## Exercise requirements
Show, from the records below, all lines that contain the word "Chicken".

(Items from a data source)
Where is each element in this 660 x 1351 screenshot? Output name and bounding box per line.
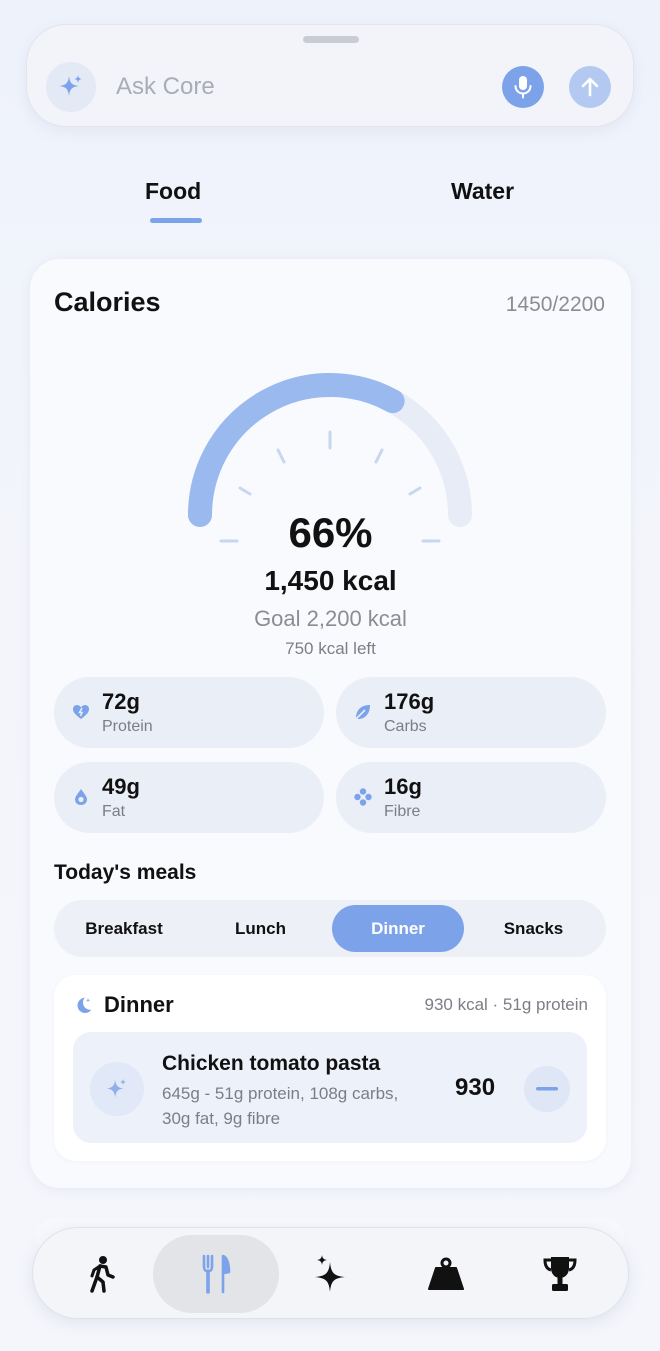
calorie-percent: 66% [288,509,373,556]
nav-weight[interactable] [383,1235,509,1313]
macro-fat[interactable]: 49g Fat [54,762,324,833]
bottom-tab-bar [32,1227,629,1319]
trophy-icon [543,1257,577,1291]
food-name: Chicken tomato pasta [162,1052,381,1075]
segment-dinner[interactable]: Dinner [332,905,464,952]
gauge-progress [188,373,405,527]
macro-label: Fat [102,803,126,820]
tab-food[interactable]: Food [145,178,201,205]
remove-food-button[interactable] [524,1066,570,1112]
macro-protein[interactable]: 72g Protein [54,677,324,748]
macro-label: Protein [102,718,153,735]
macro-value: 176g [384,689,435,714]
macro-value: 49g [102,774,140,799]
moon-icon [77,997,92,1013]
meals-heading: Today's meals [54,861,197,884]
macro-label: Carbs [384,718,427,735]
meal-section-summary: 930 kcal · 51g protein [424,995,589,1014]
flower-icon [354,788,372,806]
segment-snacks[interactable]: Snacks [466,900,601,957]
macro-fibre[interactable]: 16g Fibre [336,762,606,833]
leaf-icon [355,705,370,720]
walking-icon [90,1256,115,1293]
nav-achievements[interactable] [497,1235,623,1313]
calorie-left: 750 kcal left [285,639,376,658]
nav-food[interactable] [153,1235,279,1313]
minus-icon [536,1087,558,1091]
food-item[interactable]: Chicken tomato pasta 645g - 51g protein,… [73,1032,587,1143]
macro-carbs[interactable]: 176g Carbs [336,677,606,748]
heart-icon [73,705,89,719]
sheet-grabber[interactable] [303,36,359,43]
ask-input[interactable]: Ask Core [116,73,215,101]
segment-breakfast[interactable]: Breakfast [54,900,194,957]
calories-card: Calories 1450/2200 66% 1,450 kcal Goal 2… [30,259,631,1188]
ask-bar[interactable]: Ask Core [26,24,634,127]
macro-value: 16g [384,774,422,799]
tab-water[interactable]: Water [451,178,514,205]
meal-section-dinner: Dinner 930 kcal · 51g protein Chicken to… [54,975,606,1161]
sparkle-icon [315,1255,345,1292]
send-button[interactable] [569,66,611,108]
sparkle-icon [46,62,96,112]
nav-ai[interactable] [269,1235,395,1313]
food-kcal: 930 [455,1074,496,1101]
nav-activity[interactable] [38,1235,164,1313]
meal-section-title: Dinner [104,992,174,1017]
arrow-up-icon [581,77,599,97]
microphone-icon [514,76,532,99]
drop-icon [75,789,87,805]
macro-label: Fibre [384,803,421,820]
fork-knife-icon [202,1254,231,1294]
calorie-kcal: 1,450 kcal [264,565,397,596]
meal-segmented-control: Breakfast Lunch Dinner Snacks [54,900,606,957]
weight-icon [428,1257,464,1290]
segment-lunch[interactable]: Lunch [194,900,327,957]
calorie-goal: Goal 2,200 kcal [254,606,407,631]
sparkle-icon [90,1062,144,1116]
food-detail: 645g - 51g protein, 108g carbs, 30g fat,… [162,1084,399,1128]
macro-value: 72g [102,689,140,714]
tab-indicator [150,218,202,223]
microphone-button[interactable] [502,66,544,108]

## Solution for this problem
food-name: Chicken tomato pasta [162,1052,381,1075]
food-item[interactable]: Chicken tomato pasta 645g - 51g protein,… [73,1032,587,1143]
meal-section-dinner: Dinner 930 kcal · 51g protein Chicken to… [54,975,606,1161]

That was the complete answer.